The request: Find all lines in the listing that include the word "Halbpension", then copy them.

Information provided:
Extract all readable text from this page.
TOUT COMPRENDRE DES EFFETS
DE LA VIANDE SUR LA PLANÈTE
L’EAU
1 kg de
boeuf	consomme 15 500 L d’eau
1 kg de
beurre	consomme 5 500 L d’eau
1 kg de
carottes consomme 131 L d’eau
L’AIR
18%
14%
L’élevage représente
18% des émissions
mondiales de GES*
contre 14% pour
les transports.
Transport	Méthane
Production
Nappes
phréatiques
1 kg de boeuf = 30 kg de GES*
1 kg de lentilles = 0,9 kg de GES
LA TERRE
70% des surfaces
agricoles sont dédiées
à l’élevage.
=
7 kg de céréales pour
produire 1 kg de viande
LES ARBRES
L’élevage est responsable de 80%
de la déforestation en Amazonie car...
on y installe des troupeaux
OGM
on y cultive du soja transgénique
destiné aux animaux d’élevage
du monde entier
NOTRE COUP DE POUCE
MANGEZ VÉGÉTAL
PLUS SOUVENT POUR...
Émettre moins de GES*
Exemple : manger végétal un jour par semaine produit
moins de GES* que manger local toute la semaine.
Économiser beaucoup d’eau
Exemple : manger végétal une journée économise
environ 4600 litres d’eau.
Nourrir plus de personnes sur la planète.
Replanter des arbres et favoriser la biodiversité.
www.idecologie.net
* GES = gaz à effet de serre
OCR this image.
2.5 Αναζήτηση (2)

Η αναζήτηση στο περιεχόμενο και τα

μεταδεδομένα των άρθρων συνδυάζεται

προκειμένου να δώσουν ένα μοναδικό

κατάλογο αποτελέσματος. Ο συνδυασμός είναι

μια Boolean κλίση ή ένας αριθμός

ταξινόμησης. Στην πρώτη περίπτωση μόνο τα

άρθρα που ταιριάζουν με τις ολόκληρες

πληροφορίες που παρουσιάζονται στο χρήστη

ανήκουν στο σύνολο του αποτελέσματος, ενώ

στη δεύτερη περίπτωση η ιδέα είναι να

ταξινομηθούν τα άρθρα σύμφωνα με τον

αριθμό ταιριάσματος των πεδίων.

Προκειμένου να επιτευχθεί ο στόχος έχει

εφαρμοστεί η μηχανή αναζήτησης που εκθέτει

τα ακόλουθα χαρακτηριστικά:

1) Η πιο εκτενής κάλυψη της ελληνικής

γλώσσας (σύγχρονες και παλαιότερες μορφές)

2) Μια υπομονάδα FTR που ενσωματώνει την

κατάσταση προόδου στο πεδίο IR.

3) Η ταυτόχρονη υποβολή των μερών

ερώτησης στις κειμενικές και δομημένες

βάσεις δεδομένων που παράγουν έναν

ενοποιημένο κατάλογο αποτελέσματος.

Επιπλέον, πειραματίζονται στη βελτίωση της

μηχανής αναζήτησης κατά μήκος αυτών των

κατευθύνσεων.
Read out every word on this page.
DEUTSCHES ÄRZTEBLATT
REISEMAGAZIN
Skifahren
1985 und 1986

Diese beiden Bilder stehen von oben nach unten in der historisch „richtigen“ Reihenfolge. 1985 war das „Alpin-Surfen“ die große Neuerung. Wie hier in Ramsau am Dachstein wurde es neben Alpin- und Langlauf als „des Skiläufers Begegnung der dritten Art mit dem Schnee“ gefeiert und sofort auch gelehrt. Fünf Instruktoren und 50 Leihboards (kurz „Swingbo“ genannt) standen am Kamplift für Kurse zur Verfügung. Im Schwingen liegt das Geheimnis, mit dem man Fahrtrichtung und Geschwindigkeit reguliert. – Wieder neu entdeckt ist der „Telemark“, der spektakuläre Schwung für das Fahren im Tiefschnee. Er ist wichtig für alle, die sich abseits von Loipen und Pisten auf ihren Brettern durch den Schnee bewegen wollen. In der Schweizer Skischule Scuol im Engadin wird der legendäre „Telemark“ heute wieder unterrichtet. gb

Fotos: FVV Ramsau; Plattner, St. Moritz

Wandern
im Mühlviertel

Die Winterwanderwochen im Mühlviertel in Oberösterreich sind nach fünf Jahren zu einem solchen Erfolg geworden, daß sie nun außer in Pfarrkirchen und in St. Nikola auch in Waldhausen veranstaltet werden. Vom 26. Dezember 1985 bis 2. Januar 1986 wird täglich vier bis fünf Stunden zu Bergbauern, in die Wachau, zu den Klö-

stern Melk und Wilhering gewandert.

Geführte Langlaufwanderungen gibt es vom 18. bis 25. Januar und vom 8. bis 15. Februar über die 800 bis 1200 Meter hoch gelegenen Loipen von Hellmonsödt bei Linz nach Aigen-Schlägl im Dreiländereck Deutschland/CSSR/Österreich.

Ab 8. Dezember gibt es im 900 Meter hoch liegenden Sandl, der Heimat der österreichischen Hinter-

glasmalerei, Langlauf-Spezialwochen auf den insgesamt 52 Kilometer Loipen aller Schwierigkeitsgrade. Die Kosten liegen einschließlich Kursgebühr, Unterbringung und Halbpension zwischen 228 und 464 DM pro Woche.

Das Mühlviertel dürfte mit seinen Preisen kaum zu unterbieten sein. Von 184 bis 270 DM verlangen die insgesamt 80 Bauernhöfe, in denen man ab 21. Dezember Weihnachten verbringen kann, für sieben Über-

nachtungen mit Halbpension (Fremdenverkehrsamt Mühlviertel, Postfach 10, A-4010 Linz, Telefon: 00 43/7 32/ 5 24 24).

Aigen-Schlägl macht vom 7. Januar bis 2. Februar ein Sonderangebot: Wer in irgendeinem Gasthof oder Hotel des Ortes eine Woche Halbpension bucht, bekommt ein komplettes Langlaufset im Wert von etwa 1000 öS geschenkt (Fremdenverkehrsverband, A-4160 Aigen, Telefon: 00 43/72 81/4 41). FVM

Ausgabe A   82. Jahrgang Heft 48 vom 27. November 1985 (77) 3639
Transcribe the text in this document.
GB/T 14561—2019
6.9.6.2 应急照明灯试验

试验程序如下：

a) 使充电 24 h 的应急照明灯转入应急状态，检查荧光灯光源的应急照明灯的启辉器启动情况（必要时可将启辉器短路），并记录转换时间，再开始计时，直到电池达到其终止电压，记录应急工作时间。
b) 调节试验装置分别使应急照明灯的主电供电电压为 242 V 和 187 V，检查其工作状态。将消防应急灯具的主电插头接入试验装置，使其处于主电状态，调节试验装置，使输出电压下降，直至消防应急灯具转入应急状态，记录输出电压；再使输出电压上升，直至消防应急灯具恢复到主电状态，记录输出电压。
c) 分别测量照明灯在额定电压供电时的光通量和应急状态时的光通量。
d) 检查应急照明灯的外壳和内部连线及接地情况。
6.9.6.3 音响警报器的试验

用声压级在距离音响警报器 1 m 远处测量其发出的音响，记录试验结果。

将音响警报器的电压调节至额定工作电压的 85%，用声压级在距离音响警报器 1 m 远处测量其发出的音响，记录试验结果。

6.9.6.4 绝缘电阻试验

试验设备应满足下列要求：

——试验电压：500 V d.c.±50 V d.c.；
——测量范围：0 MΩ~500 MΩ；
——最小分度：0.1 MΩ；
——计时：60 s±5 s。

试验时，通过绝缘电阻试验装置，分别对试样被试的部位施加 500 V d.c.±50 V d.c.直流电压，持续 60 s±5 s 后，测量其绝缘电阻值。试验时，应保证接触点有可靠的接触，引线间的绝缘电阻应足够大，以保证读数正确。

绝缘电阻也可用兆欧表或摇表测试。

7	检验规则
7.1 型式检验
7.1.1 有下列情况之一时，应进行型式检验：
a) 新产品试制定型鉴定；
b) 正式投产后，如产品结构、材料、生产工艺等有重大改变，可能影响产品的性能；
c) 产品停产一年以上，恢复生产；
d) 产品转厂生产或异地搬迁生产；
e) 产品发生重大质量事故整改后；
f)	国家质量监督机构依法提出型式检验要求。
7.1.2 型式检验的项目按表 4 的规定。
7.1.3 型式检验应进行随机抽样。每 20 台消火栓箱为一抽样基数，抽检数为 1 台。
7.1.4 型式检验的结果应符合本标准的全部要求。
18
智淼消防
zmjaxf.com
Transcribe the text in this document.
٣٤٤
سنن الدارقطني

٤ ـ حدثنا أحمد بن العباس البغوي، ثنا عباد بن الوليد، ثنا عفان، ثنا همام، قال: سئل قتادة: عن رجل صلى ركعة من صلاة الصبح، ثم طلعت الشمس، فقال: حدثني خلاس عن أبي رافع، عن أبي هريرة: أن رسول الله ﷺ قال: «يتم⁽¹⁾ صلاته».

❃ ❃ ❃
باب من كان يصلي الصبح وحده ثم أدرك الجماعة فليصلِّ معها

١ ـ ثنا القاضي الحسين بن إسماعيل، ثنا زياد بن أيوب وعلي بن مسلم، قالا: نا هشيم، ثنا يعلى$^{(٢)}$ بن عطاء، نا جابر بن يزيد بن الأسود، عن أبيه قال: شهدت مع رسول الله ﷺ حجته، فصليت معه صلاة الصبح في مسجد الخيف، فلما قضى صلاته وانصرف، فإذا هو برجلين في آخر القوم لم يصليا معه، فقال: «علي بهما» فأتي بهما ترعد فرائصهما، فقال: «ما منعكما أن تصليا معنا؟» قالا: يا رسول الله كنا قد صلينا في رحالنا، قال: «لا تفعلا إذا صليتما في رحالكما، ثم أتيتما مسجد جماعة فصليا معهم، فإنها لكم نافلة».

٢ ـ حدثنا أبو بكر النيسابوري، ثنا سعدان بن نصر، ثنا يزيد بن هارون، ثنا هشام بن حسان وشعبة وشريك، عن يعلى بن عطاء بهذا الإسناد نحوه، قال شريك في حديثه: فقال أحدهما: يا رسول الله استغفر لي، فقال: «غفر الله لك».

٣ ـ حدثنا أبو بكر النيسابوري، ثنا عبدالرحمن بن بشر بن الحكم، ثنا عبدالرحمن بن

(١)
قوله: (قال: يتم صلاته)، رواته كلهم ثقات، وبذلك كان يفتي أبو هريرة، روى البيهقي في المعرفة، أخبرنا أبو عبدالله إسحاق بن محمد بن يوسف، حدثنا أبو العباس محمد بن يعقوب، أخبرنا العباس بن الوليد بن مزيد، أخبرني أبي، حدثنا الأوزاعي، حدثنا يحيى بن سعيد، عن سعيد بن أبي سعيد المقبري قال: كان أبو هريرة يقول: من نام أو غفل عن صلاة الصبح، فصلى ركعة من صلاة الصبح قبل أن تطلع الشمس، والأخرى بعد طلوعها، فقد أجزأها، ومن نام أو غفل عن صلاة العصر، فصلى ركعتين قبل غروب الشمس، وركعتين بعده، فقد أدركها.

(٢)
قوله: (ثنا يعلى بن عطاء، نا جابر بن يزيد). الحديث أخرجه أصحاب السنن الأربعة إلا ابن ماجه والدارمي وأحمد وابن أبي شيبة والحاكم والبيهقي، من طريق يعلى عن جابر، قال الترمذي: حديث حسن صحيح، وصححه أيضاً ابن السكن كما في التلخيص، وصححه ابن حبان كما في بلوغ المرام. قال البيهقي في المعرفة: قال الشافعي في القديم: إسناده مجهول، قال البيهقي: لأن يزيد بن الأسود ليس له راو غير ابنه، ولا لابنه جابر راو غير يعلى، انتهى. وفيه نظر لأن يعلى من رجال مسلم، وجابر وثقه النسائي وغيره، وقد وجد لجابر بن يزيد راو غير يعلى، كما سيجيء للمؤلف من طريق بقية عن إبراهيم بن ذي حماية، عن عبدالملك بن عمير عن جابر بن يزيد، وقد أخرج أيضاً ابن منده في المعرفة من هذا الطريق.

Result:
glasmalerei, Langlauf-Spezialwochen auf den insgesamt 52 Kilometer Loipen aller Schwierigkeitsgrade. Die Kosten liegen einschließlich Kursgebühr, Unterbringung und Halbpension zwischen 228 und 464 DM pro Woche.
nachtungen mit Halbpension (Fremdenverkehrsamt Mühlviertel, Postfach 10, A-4010 Linz, Telefon: 00 43/7 32/ 5 24 24).
Aigen-Schlägl macht vom 7. Januar bis 2. Februar ein Sonderangebot: Wer in irgendeinem Gasthof oder Hotel des Ortes eine Woche Halbpension bucht, bekommt ein komplettes Langlaufset im Wert von etwa 1000 öS geschenkt (Fremdenverkehrsverband, A-4160 Aigen, Telefon: 00 43/72 81/4 41). FVM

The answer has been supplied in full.